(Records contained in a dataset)
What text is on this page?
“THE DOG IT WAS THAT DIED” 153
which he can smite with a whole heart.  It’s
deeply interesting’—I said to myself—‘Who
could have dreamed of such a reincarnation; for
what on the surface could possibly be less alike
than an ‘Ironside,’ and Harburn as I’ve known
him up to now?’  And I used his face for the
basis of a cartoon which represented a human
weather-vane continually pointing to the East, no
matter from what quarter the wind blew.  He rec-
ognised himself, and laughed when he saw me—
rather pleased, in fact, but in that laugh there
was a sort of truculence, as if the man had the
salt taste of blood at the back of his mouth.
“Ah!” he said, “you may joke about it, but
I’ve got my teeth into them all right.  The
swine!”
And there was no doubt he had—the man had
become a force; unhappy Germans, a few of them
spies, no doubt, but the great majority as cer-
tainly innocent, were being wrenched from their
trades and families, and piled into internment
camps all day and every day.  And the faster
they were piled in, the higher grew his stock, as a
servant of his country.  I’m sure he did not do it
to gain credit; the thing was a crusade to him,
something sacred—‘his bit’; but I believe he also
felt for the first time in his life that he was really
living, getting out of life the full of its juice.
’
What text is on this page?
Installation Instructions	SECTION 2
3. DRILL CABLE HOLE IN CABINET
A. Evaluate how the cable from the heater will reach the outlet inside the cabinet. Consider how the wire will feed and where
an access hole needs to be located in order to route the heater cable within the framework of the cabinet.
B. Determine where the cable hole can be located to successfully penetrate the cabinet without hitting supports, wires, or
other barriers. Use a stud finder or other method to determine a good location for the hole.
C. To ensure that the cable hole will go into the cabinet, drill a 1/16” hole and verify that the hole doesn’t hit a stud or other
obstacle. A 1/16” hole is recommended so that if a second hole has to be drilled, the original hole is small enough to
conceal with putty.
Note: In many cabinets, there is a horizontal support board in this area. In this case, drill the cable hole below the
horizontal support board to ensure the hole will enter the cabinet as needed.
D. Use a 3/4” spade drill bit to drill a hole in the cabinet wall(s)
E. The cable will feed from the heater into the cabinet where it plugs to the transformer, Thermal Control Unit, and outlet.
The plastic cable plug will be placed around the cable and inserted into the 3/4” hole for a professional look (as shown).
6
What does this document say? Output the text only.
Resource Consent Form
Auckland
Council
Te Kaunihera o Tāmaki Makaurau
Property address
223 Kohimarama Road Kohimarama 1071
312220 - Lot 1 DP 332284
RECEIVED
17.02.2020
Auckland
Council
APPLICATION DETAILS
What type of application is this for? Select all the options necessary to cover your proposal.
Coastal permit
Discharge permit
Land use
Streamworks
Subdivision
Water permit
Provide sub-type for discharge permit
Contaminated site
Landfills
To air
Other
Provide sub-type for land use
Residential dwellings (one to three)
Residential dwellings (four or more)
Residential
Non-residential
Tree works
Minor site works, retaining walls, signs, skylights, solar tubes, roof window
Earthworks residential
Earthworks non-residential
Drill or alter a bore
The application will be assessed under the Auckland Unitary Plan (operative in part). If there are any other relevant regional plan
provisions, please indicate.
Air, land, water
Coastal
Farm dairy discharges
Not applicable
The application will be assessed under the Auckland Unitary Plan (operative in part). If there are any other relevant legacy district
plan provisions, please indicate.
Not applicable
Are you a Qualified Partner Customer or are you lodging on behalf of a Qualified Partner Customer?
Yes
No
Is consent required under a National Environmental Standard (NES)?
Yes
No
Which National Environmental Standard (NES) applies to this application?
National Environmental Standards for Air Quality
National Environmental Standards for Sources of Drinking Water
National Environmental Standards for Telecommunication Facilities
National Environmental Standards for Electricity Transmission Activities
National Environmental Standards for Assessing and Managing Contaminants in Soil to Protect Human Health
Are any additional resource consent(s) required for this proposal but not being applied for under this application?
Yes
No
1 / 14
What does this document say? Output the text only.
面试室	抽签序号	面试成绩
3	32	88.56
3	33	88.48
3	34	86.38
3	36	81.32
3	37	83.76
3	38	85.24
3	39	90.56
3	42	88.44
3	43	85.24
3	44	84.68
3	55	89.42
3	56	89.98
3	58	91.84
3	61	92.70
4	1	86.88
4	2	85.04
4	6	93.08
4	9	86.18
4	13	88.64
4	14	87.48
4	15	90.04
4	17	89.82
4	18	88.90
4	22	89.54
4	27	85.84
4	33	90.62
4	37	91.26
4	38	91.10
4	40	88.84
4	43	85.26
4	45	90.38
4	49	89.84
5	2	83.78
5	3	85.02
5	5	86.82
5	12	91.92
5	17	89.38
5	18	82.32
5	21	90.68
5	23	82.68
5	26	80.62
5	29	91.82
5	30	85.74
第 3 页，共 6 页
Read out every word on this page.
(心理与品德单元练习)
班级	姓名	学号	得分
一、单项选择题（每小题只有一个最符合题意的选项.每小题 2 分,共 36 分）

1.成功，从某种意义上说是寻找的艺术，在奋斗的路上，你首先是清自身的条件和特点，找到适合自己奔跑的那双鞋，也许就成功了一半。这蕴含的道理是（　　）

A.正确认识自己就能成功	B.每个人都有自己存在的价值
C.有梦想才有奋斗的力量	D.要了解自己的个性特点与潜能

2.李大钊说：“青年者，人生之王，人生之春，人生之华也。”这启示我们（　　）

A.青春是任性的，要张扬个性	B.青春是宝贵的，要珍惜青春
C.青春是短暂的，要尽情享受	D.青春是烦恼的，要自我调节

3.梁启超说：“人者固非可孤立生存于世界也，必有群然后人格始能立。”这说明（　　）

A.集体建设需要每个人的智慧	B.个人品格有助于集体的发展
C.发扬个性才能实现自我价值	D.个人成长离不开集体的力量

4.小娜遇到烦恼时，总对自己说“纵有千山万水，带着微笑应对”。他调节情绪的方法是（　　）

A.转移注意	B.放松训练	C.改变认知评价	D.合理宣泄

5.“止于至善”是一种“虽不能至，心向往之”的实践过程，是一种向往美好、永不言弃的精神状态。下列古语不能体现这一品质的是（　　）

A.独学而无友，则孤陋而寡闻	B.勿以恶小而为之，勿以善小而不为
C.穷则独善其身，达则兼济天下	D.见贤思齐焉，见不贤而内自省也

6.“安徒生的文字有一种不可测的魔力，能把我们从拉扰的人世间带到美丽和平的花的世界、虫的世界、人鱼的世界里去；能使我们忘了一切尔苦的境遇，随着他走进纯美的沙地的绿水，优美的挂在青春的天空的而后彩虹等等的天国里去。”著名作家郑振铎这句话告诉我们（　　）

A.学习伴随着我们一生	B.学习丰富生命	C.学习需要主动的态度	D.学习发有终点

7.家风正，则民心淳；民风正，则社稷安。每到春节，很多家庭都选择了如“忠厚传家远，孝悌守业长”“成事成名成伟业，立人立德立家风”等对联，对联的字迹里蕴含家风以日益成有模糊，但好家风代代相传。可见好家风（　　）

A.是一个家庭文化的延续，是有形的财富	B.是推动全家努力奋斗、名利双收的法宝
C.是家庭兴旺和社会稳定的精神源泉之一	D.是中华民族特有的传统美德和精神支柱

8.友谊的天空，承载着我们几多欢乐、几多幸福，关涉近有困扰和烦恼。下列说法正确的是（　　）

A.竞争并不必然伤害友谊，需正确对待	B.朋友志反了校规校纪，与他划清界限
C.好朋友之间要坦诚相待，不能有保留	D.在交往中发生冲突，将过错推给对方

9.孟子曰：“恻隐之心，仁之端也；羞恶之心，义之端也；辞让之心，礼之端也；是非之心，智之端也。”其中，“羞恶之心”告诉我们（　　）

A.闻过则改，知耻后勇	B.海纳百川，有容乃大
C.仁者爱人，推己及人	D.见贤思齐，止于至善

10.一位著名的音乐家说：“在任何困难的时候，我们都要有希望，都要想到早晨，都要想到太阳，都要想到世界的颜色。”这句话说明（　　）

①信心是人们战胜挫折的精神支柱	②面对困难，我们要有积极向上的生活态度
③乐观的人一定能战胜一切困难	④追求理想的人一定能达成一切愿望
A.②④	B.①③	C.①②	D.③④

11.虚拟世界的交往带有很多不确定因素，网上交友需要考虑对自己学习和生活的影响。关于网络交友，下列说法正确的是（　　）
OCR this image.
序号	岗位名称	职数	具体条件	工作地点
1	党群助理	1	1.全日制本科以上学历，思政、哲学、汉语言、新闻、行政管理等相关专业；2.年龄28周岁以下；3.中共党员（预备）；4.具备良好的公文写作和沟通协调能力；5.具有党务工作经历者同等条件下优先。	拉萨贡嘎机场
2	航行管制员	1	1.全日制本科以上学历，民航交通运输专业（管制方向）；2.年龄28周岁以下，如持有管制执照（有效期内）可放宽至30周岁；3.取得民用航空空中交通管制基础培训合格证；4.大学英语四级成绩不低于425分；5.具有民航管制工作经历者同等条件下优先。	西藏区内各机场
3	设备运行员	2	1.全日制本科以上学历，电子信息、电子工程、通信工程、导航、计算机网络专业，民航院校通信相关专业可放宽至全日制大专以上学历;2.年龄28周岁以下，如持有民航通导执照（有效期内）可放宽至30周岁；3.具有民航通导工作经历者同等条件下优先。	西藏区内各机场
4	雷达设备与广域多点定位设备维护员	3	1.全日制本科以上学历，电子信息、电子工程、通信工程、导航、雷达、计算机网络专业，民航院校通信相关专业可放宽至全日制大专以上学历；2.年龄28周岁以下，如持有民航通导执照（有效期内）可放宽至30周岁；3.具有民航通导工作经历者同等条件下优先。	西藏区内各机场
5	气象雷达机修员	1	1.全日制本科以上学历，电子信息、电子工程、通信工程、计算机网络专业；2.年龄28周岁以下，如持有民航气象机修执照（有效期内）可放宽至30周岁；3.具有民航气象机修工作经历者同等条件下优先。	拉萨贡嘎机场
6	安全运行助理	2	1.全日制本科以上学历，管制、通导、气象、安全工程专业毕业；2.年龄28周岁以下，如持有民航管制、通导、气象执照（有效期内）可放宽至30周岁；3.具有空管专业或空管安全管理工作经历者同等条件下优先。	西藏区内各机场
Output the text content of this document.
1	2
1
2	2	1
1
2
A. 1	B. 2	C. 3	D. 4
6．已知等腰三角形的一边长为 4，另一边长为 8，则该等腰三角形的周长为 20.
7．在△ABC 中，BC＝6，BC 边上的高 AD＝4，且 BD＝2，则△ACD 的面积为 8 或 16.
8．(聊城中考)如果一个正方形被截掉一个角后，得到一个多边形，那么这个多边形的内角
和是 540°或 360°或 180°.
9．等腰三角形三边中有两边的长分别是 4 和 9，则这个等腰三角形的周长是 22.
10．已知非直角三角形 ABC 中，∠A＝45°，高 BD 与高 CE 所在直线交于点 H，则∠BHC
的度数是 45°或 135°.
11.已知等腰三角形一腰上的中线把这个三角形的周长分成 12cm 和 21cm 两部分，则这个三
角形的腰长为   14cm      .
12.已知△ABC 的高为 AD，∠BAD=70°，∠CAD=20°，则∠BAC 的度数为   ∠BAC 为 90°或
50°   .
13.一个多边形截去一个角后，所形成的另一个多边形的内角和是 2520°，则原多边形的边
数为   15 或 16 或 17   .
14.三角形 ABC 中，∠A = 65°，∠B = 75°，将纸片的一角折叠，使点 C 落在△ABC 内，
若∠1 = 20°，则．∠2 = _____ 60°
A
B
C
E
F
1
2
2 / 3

§ Instruction: Would you quote, exactly and only, the lines from the one containing "Output the text content of this document." to the end of the entries?

§ Task answer:
Output the text content of this document.
1	2
1
2	2	1
1
2
A. 1	B. 2	C. 3	D. 4
6．已知等腰三角形的一边长为 4，另一边长为 8，则该等腰三角形的周长为 20.
7．在△ABC 中，BC＝6，BC 边上的高 AD＝4，且 BD＝2，则△ACD 的面积为 8 或 16.
8．(聊城中考)如果一个正方形被截掉一个角后，得到一个多边形，那么这个多边形的内角
和是 540°或 360°或 180°.
9．等腰三角形三边中有两边的长分别是 4 和 9，则这个等腰三角形的周长是 22.
10．已知非直角三角形 ABC 中，∠A＝45°，高 BD 与高 CE 所在直线交于点 H，则∠BHC
的度数是 45°或 135°.
11.已知等腰三角形一腰上的中线把这个三角形的周长分成 12cm 和 21cm 两部分，则这个三
角形的腰长为   14cm      .
12.已知△ABC 的高为 AD，∠BAD=70°，∠CAD=20°，则∠BAC 的度数为   ∠BAC 为 90°或
50°   .
13.一个多边形截去一个角后，所形成的另一个多边形的内角和是 2520°，则原多边形的边
数为   15 或 16 或 17   .
14.三角形 ABC 中，∠A = 65°，∠B = 75°，将纸片的一角折叠，使点 C 落在△ABC 内，
若∠1 = 20°，则．∠2 = _____ 60°
A
B
C
E
F
1
2
2 / 3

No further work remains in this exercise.